>> START

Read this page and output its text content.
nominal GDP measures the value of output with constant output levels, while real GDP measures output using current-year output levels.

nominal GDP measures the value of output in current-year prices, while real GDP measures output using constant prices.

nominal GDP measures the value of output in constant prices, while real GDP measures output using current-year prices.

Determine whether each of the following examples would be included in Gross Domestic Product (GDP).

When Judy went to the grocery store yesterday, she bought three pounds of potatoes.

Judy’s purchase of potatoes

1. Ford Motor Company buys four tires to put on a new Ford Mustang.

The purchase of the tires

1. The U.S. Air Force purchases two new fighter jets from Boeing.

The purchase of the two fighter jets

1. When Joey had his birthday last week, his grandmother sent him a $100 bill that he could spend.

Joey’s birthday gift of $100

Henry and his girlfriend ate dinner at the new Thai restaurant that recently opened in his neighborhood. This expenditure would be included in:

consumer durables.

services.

>> END

* _Problem to work on_
Above are entries; state the number of lines among them that contain "nominal", and nothing else.

* _Task result_
3